• [What needs to be done]
Please rewrite the stretch of data from the line containing "Localize each UI" through the line containing "437, 240, 443]", changing every "anchor-point" to "vertex" and keeping everything else the same. Leave the pictures out of your answer.

• [Extracted data]
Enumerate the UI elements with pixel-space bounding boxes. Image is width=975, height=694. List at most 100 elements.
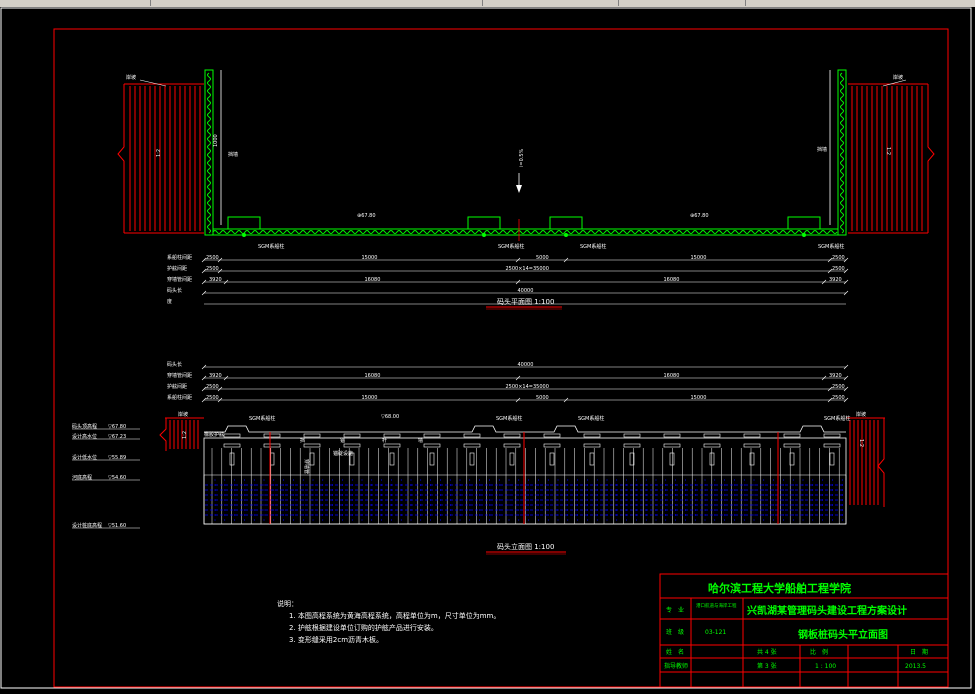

...

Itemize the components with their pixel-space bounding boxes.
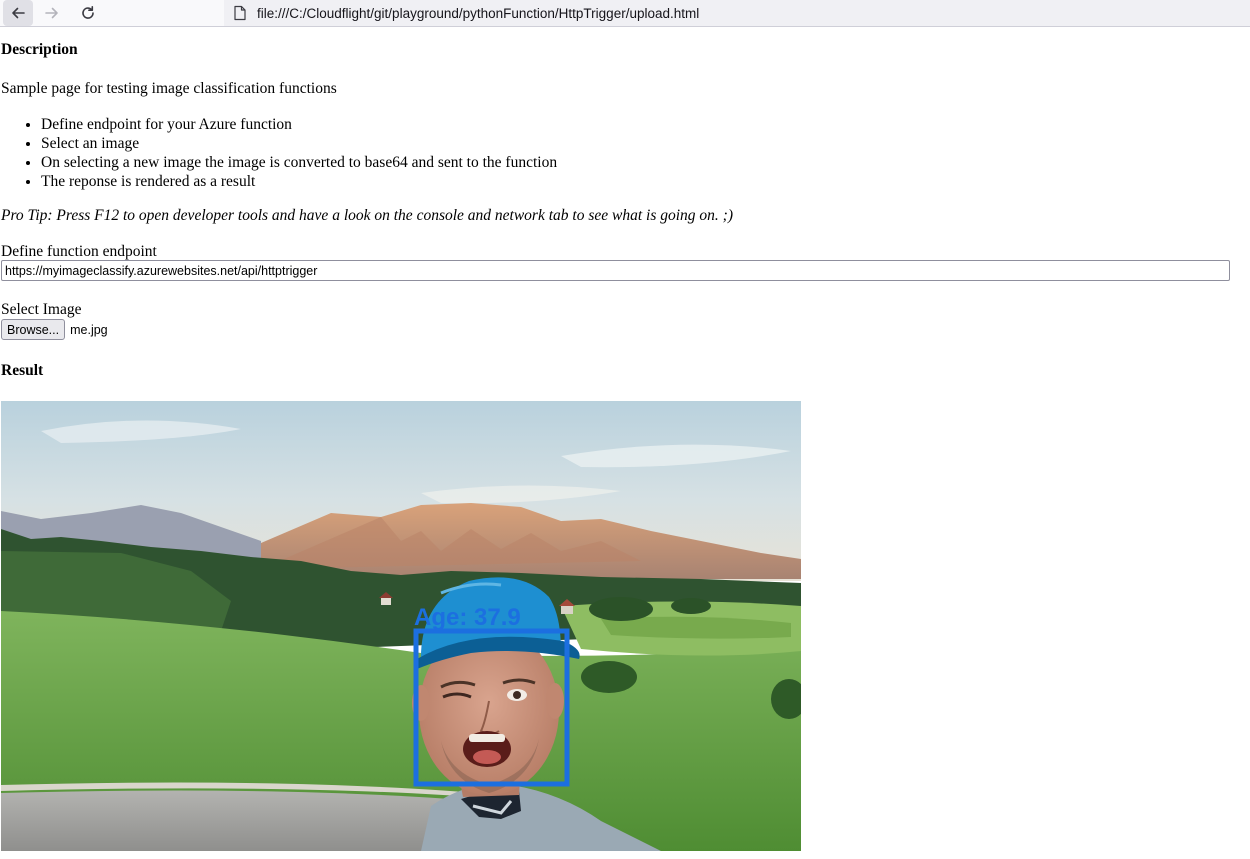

---

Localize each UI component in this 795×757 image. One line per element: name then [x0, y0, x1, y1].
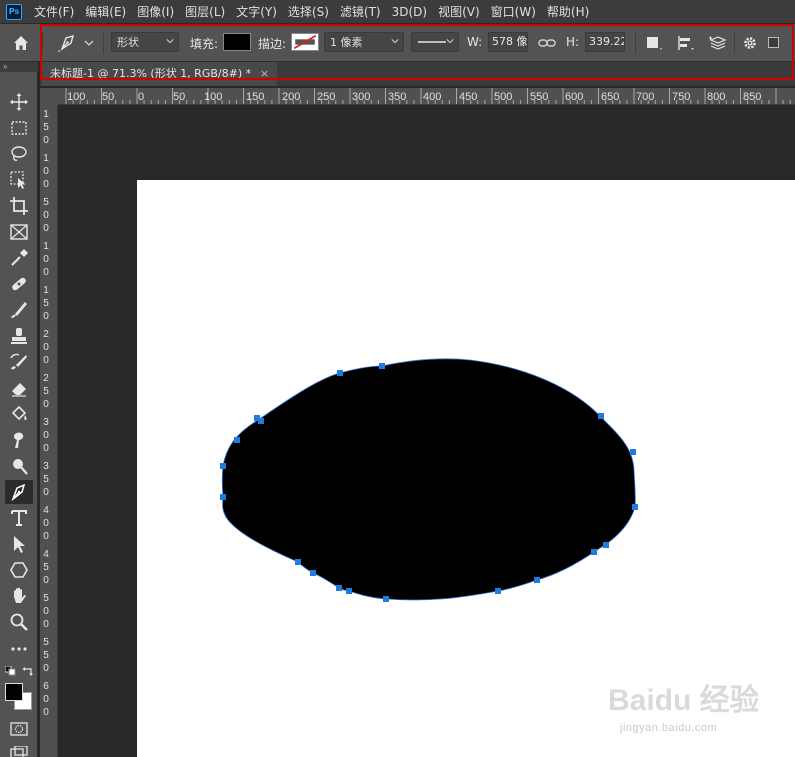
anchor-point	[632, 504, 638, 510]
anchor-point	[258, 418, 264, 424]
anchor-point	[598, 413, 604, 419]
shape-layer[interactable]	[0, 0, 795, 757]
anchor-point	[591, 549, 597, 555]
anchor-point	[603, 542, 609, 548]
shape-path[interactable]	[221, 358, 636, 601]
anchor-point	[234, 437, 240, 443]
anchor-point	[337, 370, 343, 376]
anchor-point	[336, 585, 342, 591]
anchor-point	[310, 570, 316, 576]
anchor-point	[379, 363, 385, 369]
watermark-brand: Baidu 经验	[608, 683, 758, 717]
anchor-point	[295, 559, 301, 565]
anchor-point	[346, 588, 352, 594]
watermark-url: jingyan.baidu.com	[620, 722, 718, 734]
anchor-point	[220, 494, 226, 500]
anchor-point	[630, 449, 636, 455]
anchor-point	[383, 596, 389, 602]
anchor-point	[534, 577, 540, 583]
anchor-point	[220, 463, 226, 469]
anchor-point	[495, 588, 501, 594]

• [Solution below]
Localize each UI component in this 795×757 image. One line per element: name then [x0, y0, x1, y1].
vertex	[632, 504, 638, 510]
vertex	[258, 418, 264, 424]
vertex	[598, 413, 604, 419]
shape-layer[interactable]	[0, 0, 795, 757]
vertex	[591, 549, 597, 555]
vertex	[603, 542, 609, 548]
shape-path[interactable]	[221, 358, 636, 601]
vertex	[234, 437, 240, 443]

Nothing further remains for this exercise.